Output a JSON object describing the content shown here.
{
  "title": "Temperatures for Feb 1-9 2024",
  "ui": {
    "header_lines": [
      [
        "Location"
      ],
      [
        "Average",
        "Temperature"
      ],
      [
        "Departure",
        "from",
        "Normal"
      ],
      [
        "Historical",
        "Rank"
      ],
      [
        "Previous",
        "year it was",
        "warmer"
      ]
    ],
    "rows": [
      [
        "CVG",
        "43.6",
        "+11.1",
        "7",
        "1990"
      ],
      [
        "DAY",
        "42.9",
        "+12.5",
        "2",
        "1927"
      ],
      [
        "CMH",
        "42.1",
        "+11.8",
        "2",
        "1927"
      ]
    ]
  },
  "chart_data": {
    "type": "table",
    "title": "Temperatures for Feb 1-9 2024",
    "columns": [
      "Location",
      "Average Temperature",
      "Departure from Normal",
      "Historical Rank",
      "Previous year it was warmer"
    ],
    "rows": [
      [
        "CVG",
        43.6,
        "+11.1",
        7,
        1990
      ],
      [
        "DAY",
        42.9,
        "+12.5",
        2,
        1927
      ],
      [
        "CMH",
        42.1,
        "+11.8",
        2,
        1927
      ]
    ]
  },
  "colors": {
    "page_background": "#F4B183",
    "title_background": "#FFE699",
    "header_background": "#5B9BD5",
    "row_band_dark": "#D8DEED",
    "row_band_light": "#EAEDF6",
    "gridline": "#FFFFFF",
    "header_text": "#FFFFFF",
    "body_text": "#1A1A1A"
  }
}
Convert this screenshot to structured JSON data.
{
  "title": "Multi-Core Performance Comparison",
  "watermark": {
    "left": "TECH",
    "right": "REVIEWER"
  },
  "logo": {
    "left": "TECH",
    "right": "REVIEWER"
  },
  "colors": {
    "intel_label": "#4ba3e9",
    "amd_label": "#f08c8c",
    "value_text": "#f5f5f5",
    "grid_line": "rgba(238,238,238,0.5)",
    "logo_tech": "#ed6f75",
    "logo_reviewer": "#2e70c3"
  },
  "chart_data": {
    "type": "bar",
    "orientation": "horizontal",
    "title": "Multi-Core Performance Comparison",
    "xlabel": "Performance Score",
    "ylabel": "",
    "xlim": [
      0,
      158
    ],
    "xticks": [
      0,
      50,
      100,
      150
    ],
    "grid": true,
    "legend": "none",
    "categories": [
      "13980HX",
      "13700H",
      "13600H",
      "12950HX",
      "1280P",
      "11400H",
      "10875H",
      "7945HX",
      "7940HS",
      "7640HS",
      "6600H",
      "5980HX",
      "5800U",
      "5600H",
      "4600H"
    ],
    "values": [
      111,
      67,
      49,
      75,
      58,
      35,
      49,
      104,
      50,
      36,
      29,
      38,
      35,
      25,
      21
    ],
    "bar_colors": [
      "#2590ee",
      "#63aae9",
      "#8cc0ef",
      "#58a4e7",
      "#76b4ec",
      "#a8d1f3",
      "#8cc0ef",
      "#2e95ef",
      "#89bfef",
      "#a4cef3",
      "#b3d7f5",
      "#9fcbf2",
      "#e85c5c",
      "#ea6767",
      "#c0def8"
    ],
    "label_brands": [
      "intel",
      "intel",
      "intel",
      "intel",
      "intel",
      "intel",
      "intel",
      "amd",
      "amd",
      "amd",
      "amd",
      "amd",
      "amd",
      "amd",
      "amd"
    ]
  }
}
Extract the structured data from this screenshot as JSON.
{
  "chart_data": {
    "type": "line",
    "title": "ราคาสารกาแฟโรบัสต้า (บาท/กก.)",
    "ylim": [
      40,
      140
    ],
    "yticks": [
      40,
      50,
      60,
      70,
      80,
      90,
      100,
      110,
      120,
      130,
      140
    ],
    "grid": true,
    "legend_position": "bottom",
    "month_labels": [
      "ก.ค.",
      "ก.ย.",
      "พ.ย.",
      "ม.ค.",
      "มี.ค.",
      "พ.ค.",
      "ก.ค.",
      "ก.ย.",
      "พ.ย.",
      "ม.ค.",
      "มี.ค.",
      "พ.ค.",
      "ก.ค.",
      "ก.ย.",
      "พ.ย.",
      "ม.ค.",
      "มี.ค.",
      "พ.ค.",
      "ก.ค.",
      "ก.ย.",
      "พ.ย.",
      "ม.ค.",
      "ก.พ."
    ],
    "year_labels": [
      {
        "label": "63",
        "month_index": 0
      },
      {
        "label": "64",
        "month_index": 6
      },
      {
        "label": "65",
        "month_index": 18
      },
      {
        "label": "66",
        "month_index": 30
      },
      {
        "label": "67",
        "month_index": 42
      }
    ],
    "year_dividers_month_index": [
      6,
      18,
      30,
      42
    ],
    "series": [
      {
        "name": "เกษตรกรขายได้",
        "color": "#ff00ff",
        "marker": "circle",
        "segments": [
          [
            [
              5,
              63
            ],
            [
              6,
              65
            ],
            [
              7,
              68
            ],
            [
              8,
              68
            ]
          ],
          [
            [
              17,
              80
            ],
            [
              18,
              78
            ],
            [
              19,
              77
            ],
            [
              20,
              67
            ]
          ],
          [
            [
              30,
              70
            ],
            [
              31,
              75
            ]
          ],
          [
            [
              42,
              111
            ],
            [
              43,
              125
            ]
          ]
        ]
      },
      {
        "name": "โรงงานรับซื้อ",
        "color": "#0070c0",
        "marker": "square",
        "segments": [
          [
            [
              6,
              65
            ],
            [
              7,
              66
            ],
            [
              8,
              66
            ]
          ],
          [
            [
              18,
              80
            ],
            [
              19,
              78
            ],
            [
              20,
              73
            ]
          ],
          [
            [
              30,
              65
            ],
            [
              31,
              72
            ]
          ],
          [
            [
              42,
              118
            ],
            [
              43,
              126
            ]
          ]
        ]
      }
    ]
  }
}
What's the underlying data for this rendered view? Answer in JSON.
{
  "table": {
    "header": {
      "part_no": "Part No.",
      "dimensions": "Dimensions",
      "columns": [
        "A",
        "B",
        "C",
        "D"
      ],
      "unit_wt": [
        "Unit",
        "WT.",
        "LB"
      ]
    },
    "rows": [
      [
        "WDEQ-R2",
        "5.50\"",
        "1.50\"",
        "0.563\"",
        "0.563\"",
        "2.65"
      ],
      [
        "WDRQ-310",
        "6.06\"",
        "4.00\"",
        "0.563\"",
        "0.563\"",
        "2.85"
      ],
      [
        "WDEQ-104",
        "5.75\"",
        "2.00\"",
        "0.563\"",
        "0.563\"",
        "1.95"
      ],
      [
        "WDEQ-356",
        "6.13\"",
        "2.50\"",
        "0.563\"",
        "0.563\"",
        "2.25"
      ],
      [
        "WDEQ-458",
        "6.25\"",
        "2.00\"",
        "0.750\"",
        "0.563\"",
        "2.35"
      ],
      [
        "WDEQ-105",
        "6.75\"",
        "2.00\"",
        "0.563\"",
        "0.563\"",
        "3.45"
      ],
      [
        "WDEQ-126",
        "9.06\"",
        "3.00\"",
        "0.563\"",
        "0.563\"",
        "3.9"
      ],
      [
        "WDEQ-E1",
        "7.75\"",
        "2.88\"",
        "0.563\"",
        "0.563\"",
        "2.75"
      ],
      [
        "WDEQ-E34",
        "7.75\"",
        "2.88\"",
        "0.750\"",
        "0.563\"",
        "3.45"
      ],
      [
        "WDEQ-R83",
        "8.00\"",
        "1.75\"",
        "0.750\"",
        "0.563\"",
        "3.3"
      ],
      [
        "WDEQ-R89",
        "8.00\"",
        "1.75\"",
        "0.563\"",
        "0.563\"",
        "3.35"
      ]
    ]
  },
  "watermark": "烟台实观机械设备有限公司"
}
------------------------------
What you will do » Transcribe each entry exactly.

Written reply »
Output a JSON object describing the content shown here.
{
  "title": "Temperatures for Feb 1-9 2024",
  "ui": {
    "header_lines": [
      [
        "Location"
      ],
      [
        "Average",
        "Temperature"
      ],
      [
        "Departure",
        "from",
        "Normal"
      ],
      [
        "Historical",
        "Rank"
      ],
      [
        "Previous",
        "year it was",
        "warmer"
      ]
    ],
    "rows": [
      [
        "CVG",
        "43.6",
        "+11.1",
        "7",
        "1990"
      ],
      [
        "DAY",
        "42.9",
        "+12.5",
        "2",
        "1927"
      ],
      [
        "CMH",
        "42.1",
        "+11.8",
        "2",
        "1927"
      ]
    ]
  },
  "chart_data": {
    "type": "table",
    "title": "Temperatures for Feb 1-9 2024",
    "columns": [
      "Location",
      "Average Temperature",
      "Departure from Normal",
      "Historical Rank",
      "Previous year it was warmer"
    ],
    "rows": [
      [
        "CVG",
        43.6,
        "+11.1",
        7,
        1990
      ],
      [
        "DAY",
        42.9,
        "+12.5",
        2,
        1927
      ],
      [
        "CMH",
        42.1,
        "+11.8",
        2,
        1927
      ]
    ]
  },
  "colors": {
    "page_background": "#F4B183",
    "title_background": "#FFE699",
    "header_background": "#5B9BD5",
    "row_band_dark": "#D8DEED",
    "row_band_light": "#EAEDF6",
    "gridline": "#FFFFFF",
    "header_text": "#FFFFFF",
    "body_text": "#1A1A1A"
  }
}
Convert this screenshot to structured JSON data.
{
  "title": "Multi-Core Performance Comparison",
  "watermark": {
    "left": "TECH",
    "right": "REVIEWER"
  },
  "logo": {
    "left": "TECH",
    "right": "REVIEWER"
  },
  "colors": {
    "intel_label": "#4ba3e9",
    "amd_label": "#f08c8c",
    "value_text": "#f5f5f5",
    "grid_line": "rgba(238,238,238,0.5)",
    "logo_tech": "#ed6f75",
    "logo_reviewer": "#2e70c3"
  },
  "chart_data": {
    "type": "bar",
    "orientation": "horizontal",
    "title": "Multi-Core Performance Comparison",
    "xlabel": "Performance Score",
    "ylabel": "",
    "xlim": [
      0,
      158
    ],
    "xticks": [
      0,
      50,
      100,
      150
    ],
    "grid": true,
    "legend": "none",
    "categories": [
      "13980HX",
      "13700H",
      "13600H",
      "12950HX",
      "1280P",
      "11400H",
      "10875H",
      "7945HX",
      "7940HS",
      "7640HS",
      "6600H",
      "5980HX",
      "5800U",
      "5600H",
      "4600H"
    ],
    "values": [
      111,
      67,
      49,
      75,
      58,
      35,
      49,
      104,
      50,
      36,
      29,
      38,
      35,
      25,
      21
    ],
    "bar_colors": [
      "#2590ee",
      "#63aae9",
      "#8cc0ef",
      "#58a4e7",
      "#76b4ec",
      "#a8d1f3",
      "#8cc0ef",
      "#2e95ef",
      "#89bfef",
      "#a4cef3",
      "#b3d7f5",
      "#9fcbf2",
      "#e85c5c",
      "#ea6767",
      "#c0def8"
    ],
    "label_brands": [
      "intel",
      "intel",
      "intel",
      "intel",
      "intel",
      "intel",
      "intel",
      "amd",
      "amd",
      "amd",
      "amd",
      "amd",
      "amd",
      "amd",
      "amd"
    ]
  }
}
Extract the structured data from this screenshot as JSON.
{
  "chart_data": {
    "type": "line",
    "title": "ราคาสารกาแฟโรบัสต้า (บาท/กก.)",
    "ylim": [
      40,
      140
    ],
    "yticks": [
      40,
      50,
      60,
      70,
      80,
      90,
      100,
      110,
      120,
      130,
      140
    ],
    "grid": true,
    "legend_position": "bottom",
    "month_labels": [
      "ก.ค.",
      "ก.ย.",
      "พ.ย.",
      "ม.ค.",
      "มี.ค.",
      "พ.ค.",
      "ก.ค.",
      "ก.ย.",
      "พ.ย.",
      "ม.ค.",
      "มี.ค.",
      "พ.ค.",
      "ก.ค.",
      "ก.ย.",
      "พ.ย.",
      "ม.ค.",
      "มี.ค.",
      "พ.ค.",
      "ก.ค.",
      "ก.ย.",
      "พ.ย.",
      "ม.ค.",
      "ก.พ."
    ],
    "year_labels": [
      {
        "label": "63",
        "month_index": 0
      },
      {
        "label": "64",
        "month_index": 6
      },
      {
        "label": "65",
        "month_index": 18
      },
      {
        "label": "66",
        "month_index": 30
      },
      {
        "label": "67",
        "month_index": 42
      }
    ],
    "year_dividers_month_index": [
      6,
      18,
      30,
      42
    ],
    "series": [
      {
        "name": "เกษตรกรขายได้",
        "color": "#ff00ff",
        "marker": "circle",
        "segments": [
          [
            [
              5,
              63
            ],
            [
              6,
              65
            ],
            [
              7,
              68
            ],
            [
              8,
              68
            ]
          ],
          [
            [
              17,
              80
            ],
            [
              18,
              78
            ],
            [
              19,
              77
            ],
            [
              20,
              67
            ]
          ],
          [
            [
              30,
              70
            ],
            [
              31,
              75
            ]
          ],
          [
            [
              42,
              111
            ],
            [
              43,
              125
            ]
          ]
        ]
      },
      {
        "name": "โรงงานรับซื้อ",
        "color": "#0070c0",
        "marker": "square",
        "segments": [
          [
            [
              6,
              65
            ],
            [
              7,
              66
            ],
            [
              8,
              66
            ]
          ],
          [
            [
              18,
              80
            ],
            [
              19,
              78
            ],
            [
              20,
              73
            ]
          ],
          [
            [
              30,
              65
            ],
            [
              31,
              72
            ]
          ],
          [
            [
              42,
              118
            ],
            [
              43,
              126
            ]
          ]
        ]
      }
    ]
  }
}
What's the underlying data for this rendered view? Answer in JSON.
{
  "table": {
    "header": {
      "part_no": "Part No.",
      "dimensions": "Dimensions",
      "columns": [
        "A",
        "B",
        "C",
        "D"
      ],
      "unit_wt": [
        "Unit",
        "WT.",
        "LB"
      ]
    },
    "rows": [
      [
        "WDEQ-R2",
        "5.50\"",
        "1.50\"",
        "0.563\"",
        "0.563\"",
        "2.65"
      ],
      [
        "WDRQ-310",
        "6.06\"",
        "4.00\"",
        "0.563\"",
        "0.563\"",
        "2.85"
      ],
      [
        "WDEQ-104",
        "5.75\"",
        "2.00\"",
        "0.563\"",
        "0.563\"",
        "1.95"
      ],
      [
        "WDEQ-356",
        "6.13\"",
        "2.50\"",
        "0.563\"",
        "0.563\"",
        "2.25"
      ],
      [
        "WDEQ-458",
        "6.25\"",
        "2.00\"",
        "0.750\"",
        "0.563\"",
        "2.35"
      ],
      [
        "WDEQ-105",
        "6.75\"",
        "2.00\"",
        "0.563\"",
        "0.563\"",
        "3.45"
      ],
      [
        "WDEQ-126",
        "9.06\"",
        "3.00\"",
        "0.563\"",
        "0.563\"",
        "3.9"
      ],
      [
        "WDEQ-E1",
        "7.75\"",
        "2.88\"",
        "0.563\"",
        "0.563\"",
        "2.75"
      ],
      [
        "WDEQ-E34",
        "7.75\"",
        "2.88\"",
        "0.750\"",
        "0.563\"",
        "3.45"
      ],
      [
        "WDEQ-R83",
        "8.00\"",
        "1.75\"",
        "0.750\"",
        "0.563\"",
        "3.3"
      ],
      [
        "WDEQ-R89",
        "8.00\"",
        "1.75\"",
        "0.563\"",
        "0.563\"",
        "3.35"
      ]
    ]
  },
  "watermark": "烟台实观机械设备有限公司"
}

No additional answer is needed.